▶ [Your objective] Copy every entry word for word, but skip the pictures.

──────── Material shown ────────

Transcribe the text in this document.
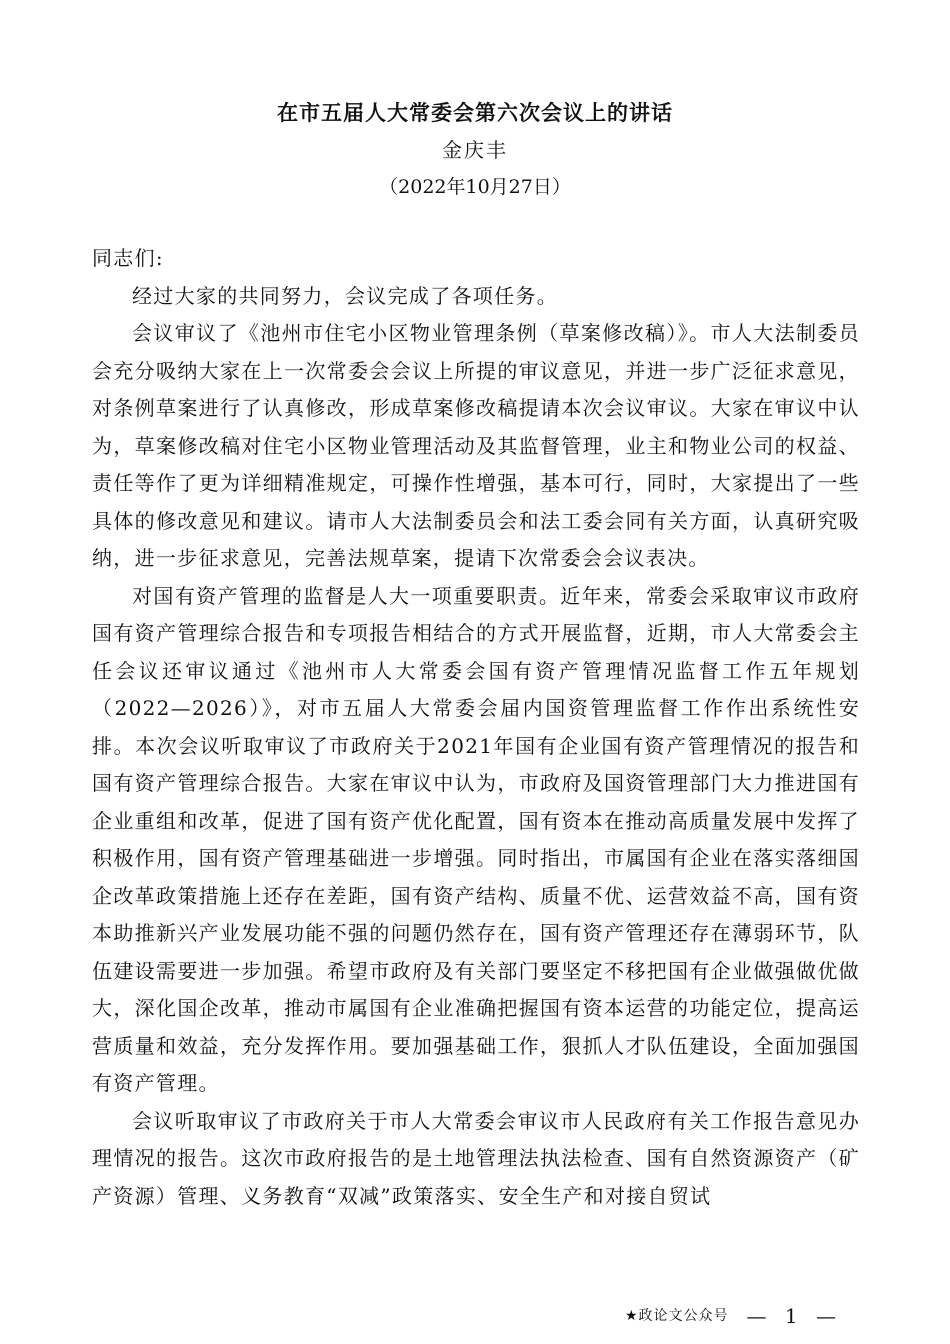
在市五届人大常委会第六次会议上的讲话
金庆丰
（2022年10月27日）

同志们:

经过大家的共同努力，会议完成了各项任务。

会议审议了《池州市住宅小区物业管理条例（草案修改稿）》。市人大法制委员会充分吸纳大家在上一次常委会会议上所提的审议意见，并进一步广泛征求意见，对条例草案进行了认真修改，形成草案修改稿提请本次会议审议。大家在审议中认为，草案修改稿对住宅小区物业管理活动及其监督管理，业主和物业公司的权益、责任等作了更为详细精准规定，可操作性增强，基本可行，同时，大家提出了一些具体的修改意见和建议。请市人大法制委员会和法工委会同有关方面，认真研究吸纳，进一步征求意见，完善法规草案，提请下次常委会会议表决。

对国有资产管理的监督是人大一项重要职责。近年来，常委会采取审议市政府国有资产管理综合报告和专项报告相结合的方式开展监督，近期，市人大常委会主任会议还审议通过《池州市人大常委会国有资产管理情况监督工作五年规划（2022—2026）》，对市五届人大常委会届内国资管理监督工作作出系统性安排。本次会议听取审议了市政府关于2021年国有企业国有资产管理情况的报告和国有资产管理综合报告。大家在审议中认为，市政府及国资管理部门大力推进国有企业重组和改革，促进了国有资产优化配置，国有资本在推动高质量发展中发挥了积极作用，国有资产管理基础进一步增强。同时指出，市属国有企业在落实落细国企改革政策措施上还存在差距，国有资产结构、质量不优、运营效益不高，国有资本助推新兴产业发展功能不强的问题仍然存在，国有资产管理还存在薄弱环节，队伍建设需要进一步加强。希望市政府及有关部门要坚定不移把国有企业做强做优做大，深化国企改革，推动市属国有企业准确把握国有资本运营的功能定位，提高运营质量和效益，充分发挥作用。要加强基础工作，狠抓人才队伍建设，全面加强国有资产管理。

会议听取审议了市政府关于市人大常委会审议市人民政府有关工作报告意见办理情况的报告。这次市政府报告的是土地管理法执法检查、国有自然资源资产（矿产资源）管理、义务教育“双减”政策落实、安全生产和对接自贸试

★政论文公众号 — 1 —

────────

▶ [Completed exercise]
Transcribe the text in this document.
在市五届人大常委会第六次会议上的讲话
金庆丰
（2022年10月27日）

同志们:

经过大家的共同努力，会议完成了各项任务。

会议审议了《池州市住宅小区物业管理条例（草案修改稿）》。市人大法制委员会充分吸纳大家在上一次常委会会议上所提的审议意见，并进一步广泛征求意见，对条例草案进行了认真修改，形成草案修改稿提请本次会议审议。大家在审议中认为，草案修改稿对住宅小区物业管理活动及其监督管理，业主和物业公司的权益、责任等作了更为详细精准规定，可操作性增强，基本可行，同时，大家提出了一些具体的修改意见和建议。请市人大法制委员会和法工委会同有关方面，认真研究吸纳，进一步征求意见，完善法规草案，提请下次常委会会议表决。

对国有资产管理的监督是人大一项重要职责。近年来，常委会采取审议市政府国有资产管理综合报告和专项报告相结合的方式开展监督，近期，市人大常委会主任会议还审议通过《池州市人大常委会国有资产管理情况监督工作五年规划（2022—2026）》，对市五届人大常委会届内国资管理监督工作作出系统性安排。本次会议听取审议了市政府关于2021年国有企业国有资产管理情况的报告和国有资产管理综合报告。大家在审议中认为，市政府及国资管理部门大力推进国有企业重组和改革，促进了国有资产优化配置，国有资本在推动高质量发展中发挥了积极作用，国有资产管理基础进一步增强。同时指出，市属国有企业在落实落细国企改革政策措施上还存在差距，国有资产结构、质量不优、运营效益不高，国有资本助推新兴产业发展功能不强的问题仍然存在，国有资产管理还存在薄弱环节，队伍建设需要进一步加强。希望市政府及有关部门要坚定不移把国有企业做强做优做大，深化国企改革，推动市属国有企业准确把握国有资本运营的功能定位，提高运营质量和效益，充分发挥作用。要加强基础工作，狠抓人才队伍建设，全面加强国有资产管理。

会议听取审议了市政府关于市人大常委会审议市人民政府有关工作报告意见办理情况的报告。这次市政府报告的是土地管理法执法检查、国有自然资源资产（矿产资源）管理、义务教育“双减”政策落实、安全生产和对接自贸试

★政论文公众号 — 1 —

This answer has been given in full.